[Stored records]
######
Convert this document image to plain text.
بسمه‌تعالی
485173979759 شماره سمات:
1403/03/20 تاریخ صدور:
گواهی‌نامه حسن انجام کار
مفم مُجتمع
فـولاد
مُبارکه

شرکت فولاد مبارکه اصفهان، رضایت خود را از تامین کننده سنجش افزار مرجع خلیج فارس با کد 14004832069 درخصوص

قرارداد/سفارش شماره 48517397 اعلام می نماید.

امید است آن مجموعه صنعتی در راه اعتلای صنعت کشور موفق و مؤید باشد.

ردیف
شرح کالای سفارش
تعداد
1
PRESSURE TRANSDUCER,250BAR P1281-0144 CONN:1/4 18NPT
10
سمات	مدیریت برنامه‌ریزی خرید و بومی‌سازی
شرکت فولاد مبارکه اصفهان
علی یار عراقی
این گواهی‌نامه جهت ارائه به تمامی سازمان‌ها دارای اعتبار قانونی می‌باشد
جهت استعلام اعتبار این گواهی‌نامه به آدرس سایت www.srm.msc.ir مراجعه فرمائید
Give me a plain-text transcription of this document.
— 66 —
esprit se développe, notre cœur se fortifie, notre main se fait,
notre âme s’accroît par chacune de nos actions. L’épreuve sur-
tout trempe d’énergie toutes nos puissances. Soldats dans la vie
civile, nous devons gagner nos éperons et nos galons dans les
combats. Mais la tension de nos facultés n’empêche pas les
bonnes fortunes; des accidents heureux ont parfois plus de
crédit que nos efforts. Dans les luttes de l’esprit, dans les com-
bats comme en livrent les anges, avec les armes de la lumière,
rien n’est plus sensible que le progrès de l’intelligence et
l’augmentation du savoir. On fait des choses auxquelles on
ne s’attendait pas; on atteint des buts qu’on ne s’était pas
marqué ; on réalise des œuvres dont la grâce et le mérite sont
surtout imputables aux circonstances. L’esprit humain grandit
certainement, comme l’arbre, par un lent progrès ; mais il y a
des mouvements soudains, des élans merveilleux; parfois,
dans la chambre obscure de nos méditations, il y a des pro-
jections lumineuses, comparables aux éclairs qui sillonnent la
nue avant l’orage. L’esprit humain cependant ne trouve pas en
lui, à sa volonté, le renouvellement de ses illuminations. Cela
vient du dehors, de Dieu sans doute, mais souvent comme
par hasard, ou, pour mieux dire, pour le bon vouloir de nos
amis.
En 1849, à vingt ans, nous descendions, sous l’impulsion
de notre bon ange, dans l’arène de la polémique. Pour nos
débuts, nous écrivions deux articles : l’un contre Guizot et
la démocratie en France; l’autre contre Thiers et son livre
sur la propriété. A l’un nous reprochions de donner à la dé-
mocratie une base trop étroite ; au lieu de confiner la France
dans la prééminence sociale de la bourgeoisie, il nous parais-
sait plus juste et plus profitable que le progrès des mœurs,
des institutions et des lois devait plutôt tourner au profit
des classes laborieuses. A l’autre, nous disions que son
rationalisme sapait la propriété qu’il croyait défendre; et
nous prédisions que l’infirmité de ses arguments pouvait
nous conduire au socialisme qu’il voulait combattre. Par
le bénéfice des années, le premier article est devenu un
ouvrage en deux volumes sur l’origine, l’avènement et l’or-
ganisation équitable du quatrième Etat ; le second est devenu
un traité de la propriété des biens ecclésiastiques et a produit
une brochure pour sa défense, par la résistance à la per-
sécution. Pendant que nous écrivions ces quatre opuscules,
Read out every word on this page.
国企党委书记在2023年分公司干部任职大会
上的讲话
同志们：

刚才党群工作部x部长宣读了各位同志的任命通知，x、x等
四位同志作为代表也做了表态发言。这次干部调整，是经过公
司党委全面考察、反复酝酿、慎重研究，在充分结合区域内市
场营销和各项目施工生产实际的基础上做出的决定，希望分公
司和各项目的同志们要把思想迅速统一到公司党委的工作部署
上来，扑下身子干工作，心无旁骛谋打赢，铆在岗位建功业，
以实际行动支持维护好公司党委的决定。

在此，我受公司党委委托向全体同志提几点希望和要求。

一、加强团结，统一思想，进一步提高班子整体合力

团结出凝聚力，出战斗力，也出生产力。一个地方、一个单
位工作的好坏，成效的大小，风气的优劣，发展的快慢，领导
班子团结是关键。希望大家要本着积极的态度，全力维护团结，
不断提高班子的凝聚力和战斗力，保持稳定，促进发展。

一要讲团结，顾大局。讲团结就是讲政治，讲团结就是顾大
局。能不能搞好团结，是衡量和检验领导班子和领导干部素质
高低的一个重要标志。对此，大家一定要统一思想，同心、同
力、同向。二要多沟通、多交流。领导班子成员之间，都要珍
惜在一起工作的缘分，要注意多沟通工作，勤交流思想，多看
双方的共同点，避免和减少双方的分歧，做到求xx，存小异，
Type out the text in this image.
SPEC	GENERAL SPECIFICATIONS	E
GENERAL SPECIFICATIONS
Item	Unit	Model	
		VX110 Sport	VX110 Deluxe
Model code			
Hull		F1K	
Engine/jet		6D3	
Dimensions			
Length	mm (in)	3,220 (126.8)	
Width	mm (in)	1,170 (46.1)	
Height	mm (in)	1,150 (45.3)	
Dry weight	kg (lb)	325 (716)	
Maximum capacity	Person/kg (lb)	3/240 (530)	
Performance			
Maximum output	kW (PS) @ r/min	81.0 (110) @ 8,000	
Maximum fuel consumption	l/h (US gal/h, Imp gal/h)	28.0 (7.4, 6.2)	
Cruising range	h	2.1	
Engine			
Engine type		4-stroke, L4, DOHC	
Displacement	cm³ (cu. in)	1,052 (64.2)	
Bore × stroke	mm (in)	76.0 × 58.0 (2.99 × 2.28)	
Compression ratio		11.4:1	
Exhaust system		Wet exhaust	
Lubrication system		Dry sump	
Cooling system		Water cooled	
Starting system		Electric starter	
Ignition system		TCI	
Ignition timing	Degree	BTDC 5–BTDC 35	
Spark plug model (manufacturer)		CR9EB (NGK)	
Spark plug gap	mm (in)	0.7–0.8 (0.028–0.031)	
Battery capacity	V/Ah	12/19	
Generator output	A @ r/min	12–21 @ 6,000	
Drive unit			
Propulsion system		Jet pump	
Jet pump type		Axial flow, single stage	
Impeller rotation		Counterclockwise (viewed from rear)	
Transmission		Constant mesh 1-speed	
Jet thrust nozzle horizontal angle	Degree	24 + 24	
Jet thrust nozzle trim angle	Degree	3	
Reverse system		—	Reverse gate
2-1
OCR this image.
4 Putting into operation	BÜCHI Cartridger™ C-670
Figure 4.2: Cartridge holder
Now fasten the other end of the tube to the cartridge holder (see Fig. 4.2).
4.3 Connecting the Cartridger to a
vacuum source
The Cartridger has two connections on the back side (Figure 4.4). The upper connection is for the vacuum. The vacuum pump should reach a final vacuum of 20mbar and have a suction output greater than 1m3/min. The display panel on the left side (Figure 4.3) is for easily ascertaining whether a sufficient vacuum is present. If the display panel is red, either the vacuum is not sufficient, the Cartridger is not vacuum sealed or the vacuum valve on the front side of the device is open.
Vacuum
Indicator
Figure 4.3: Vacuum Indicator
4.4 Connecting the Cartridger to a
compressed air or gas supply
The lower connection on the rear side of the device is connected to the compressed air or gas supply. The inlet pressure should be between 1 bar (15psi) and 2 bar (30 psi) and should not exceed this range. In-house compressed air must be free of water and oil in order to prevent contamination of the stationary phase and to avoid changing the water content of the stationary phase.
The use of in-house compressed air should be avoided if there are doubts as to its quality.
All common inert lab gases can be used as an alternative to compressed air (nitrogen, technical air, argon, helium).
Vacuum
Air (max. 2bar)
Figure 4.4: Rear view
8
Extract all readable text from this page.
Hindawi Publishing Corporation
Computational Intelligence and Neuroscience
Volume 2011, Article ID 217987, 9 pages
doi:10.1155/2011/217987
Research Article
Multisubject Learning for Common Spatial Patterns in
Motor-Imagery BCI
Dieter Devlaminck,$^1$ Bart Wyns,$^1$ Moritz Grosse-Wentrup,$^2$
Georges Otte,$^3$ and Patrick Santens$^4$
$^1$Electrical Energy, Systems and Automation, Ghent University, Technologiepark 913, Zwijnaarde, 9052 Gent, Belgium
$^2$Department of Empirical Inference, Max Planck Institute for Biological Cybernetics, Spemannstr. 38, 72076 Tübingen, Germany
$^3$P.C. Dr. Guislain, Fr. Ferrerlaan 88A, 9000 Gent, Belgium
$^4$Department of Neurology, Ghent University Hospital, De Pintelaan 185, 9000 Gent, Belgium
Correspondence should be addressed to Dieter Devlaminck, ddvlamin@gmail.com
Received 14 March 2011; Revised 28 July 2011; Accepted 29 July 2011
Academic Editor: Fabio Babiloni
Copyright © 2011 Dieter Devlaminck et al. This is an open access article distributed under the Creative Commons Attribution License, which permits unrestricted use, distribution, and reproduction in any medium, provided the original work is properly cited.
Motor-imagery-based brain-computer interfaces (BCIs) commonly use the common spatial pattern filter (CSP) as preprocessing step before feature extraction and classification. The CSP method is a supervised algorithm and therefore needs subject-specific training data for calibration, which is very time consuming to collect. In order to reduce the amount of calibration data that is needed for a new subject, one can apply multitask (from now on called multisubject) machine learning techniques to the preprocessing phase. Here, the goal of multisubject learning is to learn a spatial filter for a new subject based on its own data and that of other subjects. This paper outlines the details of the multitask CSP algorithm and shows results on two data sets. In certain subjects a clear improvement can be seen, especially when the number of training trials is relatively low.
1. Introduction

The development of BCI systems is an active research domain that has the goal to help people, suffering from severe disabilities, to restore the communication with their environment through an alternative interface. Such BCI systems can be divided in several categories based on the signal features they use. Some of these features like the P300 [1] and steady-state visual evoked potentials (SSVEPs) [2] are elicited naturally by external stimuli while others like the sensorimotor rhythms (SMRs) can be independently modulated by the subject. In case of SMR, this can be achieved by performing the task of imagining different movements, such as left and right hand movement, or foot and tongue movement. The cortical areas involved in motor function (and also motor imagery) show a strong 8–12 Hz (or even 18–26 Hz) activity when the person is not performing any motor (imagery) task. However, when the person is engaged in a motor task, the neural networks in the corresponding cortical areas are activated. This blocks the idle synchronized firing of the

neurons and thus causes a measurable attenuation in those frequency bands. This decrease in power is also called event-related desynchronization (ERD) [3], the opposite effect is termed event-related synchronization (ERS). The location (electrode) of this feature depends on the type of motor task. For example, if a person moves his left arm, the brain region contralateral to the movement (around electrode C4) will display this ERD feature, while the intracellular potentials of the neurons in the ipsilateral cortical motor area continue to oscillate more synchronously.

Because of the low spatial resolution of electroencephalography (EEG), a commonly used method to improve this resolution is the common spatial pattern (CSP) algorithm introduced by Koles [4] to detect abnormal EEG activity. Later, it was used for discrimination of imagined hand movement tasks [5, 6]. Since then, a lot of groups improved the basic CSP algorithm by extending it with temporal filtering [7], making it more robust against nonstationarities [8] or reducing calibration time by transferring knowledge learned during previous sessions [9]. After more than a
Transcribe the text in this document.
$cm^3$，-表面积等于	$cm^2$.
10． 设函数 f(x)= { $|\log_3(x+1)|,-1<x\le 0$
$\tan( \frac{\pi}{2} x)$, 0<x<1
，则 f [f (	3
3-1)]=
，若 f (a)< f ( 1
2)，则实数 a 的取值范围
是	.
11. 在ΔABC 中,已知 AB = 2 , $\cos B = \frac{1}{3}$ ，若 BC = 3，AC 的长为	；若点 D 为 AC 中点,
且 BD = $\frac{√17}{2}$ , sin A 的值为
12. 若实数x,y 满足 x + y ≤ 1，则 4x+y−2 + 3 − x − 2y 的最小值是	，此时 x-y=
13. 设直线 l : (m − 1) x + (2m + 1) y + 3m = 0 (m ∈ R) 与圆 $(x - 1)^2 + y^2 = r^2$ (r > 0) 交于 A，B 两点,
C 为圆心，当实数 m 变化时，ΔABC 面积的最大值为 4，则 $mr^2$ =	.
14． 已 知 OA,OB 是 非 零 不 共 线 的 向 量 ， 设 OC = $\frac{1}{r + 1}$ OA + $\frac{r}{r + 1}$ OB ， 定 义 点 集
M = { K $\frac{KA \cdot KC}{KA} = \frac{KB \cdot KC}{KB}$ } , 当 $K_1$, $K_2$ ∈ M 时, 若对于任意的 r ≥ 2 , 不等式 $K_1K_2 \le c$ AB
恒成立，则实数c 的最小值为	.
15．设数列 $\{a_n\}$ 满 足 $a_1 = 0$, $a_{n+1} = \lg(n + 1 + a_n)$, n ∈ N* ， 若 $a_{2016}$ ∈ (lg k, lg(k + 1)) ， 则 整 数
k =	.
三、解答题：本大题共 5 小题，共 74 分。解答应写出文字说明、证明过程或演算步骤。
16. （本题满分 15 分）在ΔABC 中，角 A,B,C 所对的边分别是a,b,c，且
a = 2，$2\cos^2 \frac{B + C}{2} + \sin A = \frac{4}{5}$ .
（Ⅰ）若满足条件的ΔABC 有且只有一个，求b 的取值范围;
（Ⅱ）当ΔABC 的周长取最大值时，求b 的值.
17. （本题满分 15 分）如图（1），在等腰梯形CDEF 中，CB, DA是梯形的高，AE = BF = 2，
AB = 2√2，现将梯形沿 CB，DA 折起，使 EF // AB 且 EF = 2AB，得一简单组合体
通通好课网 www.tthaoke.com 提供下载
######
• **YOUR GOAL**
In the material above, find the lines that contain "فولاد" and show them.

• **THE RESPONSE**
شرکت فولاد مبارکه اصفهان، رضایت خود را از تامین کننده سنجش افزار مرجع خلیج فارس با کد 14004832069 درخصوص
شرکت فولاد مبارکه اصفهان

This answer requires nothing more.